> _WRITTEN PROBLEM_: Select and copy out every line in the records containing "than".

> _LISTING_:
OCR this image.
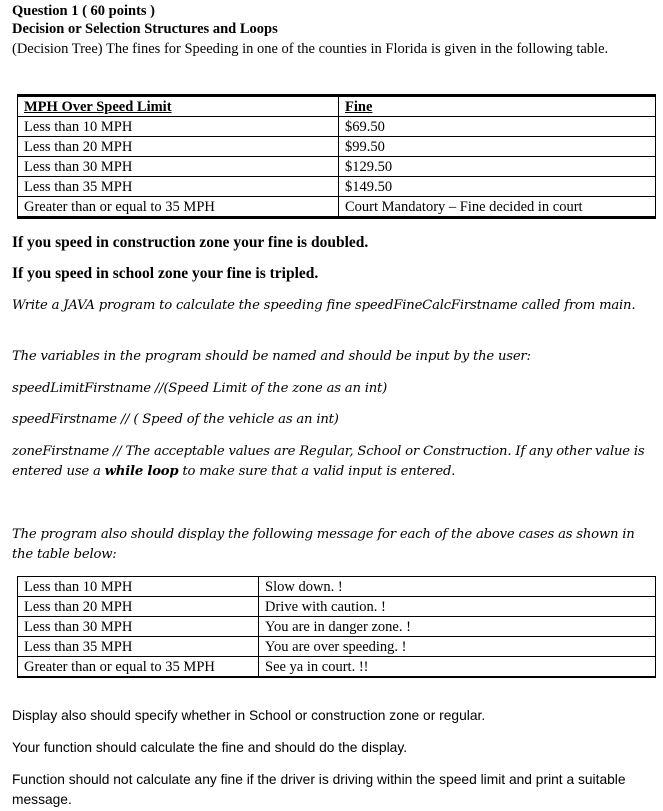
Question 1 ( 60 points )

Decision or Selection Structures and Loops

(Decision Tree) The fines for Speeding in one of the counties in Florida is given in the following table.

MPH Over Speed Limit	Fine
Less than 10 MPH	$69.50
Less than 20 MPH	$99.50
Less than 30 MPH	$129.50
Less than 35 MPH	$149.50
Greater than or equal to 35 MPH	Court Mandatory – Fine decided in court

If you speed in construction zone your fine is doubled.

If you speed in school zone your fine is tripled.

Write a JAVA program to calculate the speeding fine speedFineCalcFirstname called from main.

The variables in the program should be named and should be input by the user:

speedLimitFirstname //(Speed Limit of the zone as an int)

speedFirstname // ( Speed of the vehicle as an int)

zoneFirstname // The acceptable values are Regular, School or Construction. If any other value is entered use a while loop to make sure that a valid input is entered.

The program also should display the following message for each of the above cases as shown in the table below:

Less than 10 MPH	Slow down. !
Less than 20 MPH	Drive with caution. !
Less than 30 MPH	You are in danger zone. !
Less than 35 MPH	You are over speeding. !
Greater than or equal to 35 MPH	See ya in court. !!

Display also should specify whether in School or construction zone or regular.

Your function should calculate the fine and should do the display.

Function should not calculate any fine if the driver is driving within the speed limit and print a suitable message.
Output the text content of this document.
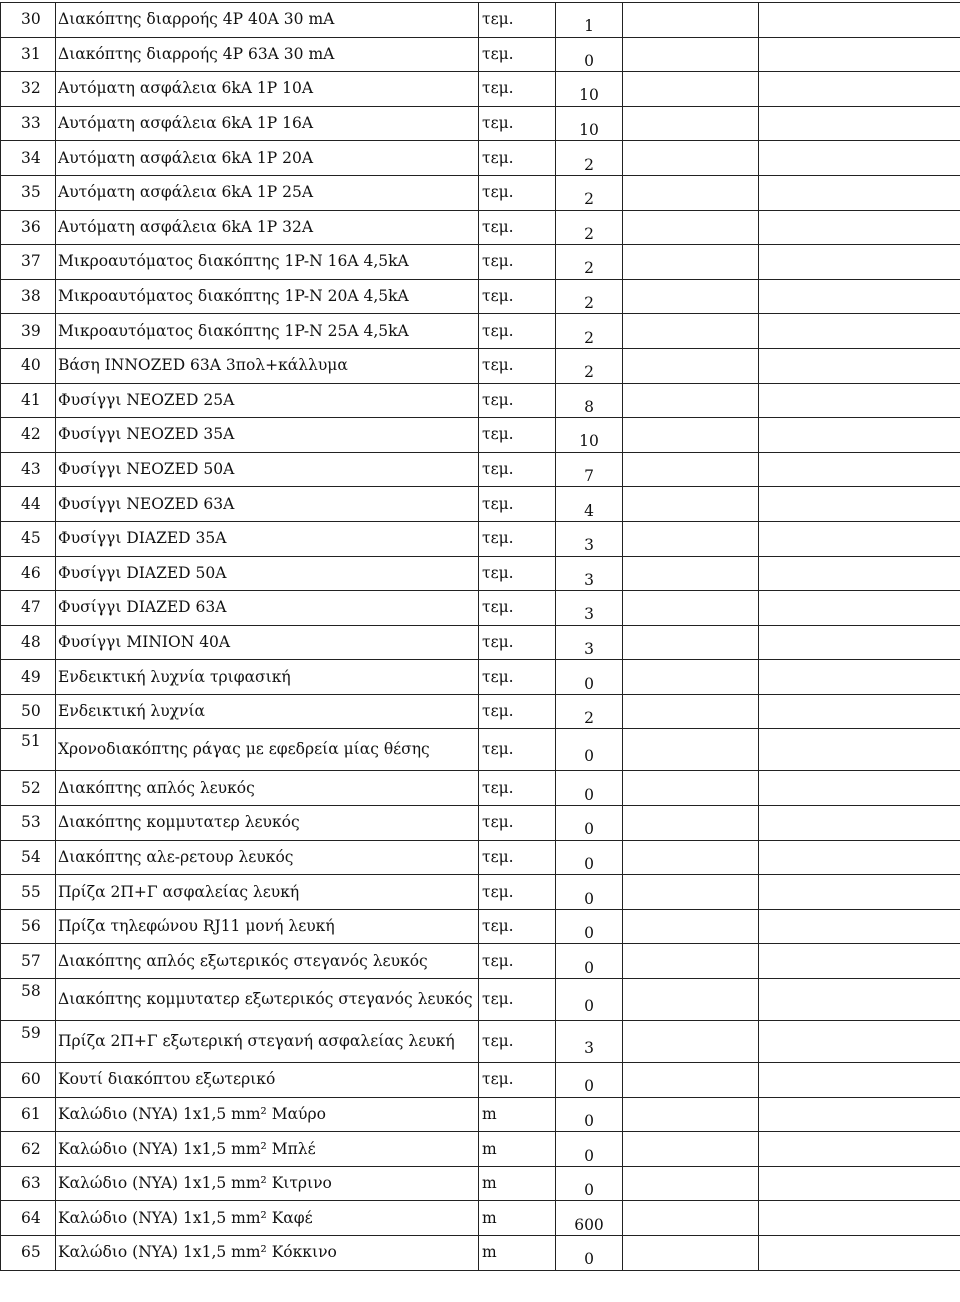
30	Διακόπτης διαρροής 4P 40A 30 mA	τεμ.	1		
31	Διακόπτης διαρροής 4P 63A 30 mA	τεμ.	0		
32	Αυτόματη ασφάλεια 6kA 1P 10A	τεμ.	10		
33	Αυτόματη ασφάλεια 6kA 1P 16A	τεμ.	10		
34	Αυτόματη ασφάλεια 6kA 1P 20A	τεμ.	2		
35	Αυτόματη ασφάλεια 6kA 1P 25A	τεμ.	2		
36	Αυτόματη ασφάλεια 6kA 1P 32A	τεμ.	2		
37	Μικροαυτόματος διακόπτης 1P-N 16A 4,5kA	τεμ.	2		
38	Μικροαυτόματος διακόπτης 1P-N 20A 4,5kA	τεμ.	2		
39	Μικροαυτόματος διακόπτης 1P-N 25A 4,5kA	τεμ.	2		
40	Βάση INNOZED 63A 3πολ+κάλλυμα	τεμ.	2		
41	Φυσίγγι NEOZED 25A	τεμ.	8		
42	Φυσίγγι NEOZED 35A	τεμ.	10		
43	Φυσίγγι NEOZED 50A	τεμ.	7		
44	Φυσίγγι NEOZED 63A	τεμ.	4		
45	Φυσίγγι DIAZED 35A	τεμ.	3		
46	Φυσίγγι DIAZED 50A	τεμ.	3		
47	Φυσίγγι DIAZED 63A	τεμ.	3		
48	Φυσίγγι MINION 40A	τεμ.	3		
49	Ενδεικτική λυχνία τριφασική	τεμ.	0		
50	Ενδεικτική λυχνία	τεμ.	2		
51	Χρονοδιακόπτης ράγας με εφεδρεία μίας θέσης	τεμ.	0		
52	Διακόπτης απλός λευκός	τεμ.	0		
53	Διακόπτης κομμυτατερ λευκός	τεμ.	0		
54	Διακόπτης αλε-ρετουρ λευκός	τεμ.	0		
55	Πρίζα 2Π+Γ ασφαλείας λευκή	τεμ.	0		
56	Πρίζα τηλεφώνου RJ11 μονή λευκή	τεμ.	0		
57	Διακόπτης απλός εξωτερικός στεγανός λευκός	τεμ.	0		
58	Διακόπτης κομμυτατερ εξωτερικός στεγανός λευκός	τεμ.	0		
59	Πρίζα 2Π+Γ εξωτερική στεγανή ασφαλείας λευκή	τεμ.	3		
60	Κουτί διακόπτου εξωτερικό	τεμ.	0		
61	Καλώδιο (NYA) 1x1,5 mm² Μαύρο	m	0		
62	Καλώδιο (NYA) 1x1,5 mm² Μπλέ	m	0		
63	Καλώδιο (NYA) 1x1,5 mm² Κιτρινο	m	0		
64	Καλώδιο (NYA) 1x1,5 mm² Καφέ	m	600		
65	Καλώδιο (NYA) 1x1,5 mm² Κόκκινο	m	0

> _EXERCISE OUTPUT_:
Less than 10 MPH	$69.50
Less than 20 MPH	$99.50
Less than 30 MPH	$129.50
Less than 35 MPH	$149.50
Greater than or equal to 35 MPH	Court Mandatory – Fine decided in court
Less than 10 MPH	Slow down. !
Less than 20 MPH	Drive with caution. !
Less than 30 MPH	You are in danger zone. !
Less than 35 MPH	You are over speeding. !
Greater than or equal to 35 MPH	See ya in court. !!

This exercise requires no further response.